====== STORED DATA ======

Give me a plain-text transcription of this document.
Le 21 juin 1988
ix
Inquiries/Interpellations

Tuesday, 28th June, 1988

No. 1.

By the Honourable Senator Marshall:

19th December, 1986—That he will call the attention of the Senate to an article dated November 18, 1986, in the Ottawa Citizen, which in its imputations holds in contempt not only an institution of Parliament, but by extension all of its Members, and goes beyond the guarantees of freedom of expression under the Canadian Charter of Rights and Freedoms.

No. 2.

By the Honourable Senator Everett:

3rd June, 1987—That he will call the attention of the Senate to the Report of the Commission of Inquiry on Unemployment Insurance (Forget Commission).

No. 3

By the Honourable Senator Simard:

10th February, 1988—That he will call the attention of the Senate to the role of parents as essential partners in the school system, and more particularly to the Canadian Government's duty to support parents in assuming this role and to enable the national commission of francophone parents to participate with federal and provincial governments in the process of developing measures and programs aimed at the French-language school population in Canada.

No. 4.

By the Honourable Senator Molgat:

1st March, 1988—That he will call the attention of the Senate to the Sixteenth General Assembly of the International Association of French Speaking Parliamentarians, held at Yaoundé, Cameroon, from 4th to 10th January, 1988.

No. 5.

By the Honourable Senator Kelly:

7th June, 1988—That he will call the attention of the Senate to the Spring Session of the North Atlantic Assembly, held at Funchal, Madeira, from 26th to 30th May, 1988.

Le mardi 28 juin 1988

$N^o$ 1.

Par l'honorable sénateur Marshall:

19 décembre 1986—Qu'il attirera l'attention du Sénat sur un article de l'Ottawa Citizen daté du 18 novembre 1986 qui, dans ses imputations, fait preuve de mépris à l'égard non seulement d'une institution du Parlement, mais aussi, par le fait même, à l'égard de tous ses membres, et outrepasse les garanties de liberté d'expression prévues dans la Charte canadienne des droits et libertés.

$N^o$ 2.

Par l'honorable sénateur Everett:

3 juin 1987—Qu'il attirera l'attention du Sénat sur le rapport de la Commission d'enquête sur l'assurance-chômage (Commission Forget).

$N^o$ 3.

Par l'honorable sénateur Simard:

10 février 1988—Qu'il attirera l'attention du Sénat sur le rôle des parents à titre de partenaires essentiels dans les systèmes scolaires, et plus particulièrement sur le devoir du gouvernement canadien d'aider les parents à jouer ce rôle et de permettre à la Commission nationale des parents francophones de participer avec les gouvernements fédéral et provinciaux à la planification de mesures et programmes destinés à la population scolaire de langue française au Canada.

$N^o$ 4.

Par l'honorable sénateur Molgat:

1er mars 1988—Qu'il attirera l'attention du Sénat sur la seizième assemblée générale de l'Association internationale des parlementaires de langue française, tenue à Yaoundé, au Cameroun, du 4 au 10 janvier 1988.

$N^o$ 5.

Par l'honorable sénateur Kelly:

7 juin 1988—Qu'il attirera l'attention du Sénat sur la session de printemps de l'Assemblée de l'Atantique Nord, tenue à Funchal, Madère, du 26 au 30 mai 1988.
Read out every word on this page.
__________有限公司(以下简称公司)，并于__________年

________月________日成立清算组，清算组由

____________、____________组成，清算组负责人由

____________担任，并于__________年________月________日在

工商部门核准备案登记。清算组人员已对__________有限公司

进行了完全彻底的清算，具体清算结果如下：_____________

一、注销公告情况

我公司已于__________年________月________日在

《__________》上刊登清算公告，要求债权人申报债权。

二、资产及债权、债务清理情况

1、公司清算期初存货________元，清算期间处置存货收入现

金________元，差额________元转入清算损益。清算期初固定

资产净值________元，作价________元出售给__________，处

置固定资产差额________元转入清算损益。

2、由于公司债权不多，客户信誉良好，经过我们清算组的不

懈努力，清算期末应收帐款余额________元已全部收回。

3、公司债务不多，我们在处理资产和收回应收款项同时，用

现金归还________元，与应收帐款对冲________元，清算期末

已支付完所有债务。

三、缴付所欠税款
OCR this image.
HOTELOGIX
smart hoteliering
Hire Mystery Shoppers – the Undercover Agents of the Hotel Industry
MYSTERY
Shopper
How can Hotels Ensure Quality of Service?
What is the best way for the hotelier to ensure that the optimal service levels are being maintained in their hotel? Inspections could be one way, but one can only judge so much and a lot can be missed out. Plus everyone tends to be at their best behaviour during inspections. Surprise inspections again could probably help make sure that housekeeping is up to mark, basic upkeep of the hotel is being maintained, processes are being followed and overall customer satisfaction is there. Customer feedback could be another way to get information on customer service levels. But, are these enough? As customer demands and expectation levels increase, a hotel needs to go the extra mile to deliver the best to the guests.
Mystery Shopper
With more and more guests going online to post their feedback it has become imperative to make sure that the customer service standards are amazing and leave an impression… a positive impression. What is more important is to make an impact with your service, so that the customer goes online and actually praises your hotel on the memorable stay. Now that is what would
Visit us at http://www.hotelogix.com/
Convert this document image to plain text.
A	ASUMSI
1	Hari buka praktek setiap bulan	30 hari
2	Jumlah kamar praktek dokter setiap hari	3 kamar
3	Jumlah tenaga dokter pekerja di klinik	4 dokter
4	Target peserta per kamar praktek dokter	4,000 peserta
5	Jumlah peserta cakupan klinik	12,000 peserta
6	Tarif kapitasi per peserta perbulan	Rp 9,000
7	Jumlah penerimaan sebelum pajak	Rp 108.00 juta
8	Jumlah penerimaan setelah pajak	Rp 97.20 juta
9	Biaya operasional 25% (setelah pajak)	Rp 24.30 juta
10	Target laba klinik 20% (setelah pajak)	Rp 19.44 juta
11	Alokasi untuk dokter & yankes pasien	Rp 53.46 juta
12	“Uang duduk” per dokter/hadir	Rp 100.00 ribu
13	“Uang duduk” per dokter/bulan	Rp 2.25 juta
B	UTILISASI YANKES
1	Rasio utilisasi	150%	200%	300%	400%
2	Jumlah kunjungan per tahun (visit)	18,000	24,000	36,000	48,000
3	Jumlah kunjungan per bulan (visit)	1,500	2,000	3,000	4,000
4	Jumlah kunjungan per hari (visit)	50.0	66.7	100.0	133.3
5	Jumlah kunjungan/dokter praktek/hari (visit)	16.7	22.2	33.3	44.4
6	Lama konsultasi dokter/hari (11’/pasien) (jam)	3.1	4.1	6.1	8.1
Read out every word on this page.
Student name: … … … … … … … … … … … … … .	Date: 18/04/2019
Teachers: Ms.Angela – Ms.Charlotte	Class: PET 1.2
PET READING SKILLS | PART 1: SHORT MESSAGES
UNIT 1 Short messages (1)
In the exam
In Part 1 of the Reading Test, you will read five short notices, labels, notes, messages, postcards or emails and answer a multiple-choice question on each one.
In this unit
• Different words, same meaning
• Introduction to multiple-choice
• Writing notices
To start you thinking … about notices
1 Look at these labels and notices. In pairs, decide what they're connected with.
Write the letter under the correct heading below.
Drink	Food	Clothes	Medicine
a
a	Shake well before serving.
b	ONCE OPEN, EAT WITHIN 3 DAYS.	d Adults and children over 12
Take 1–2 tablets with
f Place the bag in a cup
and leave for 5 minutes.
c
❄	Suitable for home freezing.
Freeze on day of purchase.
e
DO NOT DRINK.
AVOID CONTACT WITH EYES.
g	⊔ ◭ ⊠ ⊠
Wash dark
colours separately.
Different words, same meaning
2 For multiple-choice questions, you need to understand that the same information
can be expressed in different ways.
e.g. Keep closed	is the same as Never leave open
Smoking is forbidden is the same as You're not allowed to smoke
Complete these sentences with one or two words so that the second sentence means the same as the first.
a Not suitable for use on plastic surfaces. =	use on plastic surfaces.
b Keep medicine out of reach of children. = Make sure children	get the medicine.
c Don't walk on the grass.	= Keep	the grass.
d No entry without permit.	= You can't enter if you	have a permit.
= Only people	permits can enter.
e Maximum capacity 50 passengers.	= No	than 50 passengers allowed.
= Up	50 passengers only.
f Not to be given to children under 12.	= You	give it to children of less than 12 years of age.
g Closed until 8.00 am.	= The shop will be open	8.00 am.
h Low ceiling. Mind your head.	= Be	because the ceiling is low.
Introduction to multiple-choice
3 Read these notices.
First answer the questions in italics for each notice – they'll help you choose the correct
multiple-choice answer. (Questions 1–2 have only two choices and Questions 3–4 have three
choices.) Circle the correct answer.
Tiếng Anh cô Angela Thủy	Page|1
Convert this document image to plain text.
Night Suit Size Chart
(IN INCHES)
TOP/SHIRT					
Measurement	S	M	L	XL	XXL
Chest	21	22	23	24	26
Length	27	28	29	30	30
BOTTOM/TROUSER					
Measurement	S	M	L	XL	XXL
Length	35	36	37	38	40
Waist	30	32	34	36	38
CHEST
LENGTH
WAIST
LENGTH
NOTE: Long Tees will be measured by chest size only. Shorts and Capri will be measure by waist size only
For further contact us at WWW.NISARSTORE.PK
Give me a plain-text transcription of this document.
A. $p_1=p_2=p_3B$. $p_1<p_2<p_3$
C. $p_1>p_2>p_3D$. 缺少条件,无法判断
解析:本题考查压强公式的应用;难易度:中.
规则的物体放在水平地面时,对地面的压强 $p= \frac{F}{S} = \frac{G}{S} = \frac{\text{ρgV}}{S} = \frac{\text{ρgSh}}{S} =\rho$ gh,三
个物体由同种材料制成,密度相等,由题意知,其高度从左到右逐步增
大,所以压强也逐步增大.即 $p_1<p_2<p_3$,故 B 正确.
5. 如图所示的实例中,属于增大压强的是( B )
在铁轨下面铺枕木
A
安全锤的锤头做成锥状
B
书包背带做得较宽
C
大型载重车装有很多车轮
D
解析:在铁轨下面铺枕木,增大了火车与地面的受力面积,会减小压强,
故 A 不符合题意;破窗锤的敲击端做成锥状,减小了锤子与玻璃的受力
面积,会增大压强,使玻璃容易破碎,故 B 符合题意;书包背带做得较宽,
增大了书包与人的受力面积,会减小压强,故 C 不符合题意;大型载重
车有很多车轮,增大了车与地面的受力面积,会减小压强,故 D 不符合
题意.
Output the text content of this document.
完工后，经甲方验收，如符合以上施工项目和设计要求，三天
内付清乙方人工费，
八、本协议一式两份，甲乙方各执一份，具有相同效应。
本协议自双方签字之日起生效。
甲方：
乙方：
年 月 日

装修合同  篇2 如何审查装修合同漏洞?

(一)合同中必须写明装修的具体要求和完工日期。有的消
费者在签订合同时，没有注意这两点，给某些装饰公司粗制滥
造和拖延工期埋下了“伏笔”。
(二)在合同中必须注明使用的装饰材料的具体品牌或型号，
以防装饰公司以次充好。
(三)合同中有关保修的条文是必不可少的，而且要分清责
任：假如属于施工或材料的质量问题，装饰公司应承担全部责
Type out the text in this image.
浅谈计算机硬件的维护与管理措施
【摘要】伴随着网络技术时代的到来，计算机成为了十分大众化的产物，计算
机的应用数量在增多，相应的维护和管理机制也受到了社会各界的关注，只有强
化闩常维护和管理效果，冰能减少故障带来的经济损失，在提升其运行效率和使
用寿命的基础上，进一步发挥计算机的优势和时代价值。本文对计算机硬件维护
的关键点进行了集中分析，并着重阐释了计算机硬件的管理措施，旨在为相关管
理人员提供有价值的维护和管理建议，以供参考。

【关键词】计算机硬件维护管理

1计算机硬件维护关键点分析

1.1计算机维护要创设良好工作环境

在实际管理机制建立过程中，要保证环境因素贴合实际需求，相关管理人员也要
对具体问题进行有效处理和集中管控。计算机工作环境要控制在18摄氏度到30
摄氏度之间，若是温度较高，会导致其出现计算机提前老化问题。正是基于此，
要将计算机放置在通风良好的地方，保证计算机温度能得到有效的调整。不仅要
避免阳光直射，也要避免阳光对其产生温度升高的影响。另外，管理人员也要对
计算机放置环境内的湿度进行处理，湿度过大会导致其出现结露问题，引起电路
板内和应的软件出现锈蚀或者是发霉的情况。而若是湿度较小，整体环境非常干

======

Repeat, word for word, every line from the line that contains "Type out the text in this image." to the end of the entries; include both of those lines and no others.

§ SOLUTION TO THE EXERCISE:
Type out the text in this image.
浅谈计算机硬件的维护与管理措施
【摘要】伴随着网络技术时代的到来，计算机成为了十分大众化的产物，计算
机的应用数量在增多，相应的维护和管理机制也受到了社会各界的关注，只有强
化闩常维护和管理效果，冰能减少故障带来的经济损失，在提升其运行效率和使
用寿命的基础上，进一步发挥计算机的优势和时代价值。本文对计算机硬件维护
的关键点进行了集中分析，并着重阐释了计算机硬件的管理措施，旨在为相关管
理人员提供有价值的维护和管理建议，以供参考。

【关键词】计算机硬件维护管理

1计算机硬件维护关键点分析

1.1计算机维护要创设良好工作环境

在实际管理机制建立过程中，要保证环境因素贴合实际需求，相关管理人员也要
对具体问题进行有效处理和集中管控。计算机工作环境要控制在18摄氏度到30
摄氏度之间，若是温度较高，会导致其出现计算机提前老化问题。正是基于此，
要将计算机放置在通风良好的地方，保证计算机温度能得到有效的调整。不仅要
避免阳光直射，也要避免阳光对其产生温度升高的影响。另外，管理人员也要对
计算机放置环境内的湿度进行处理，湿度过大会导致其出现结露问题，引起电路
板内和应的软件出现锈蚀或者是发霉的情况。而若是湿度较小，整体环境非常干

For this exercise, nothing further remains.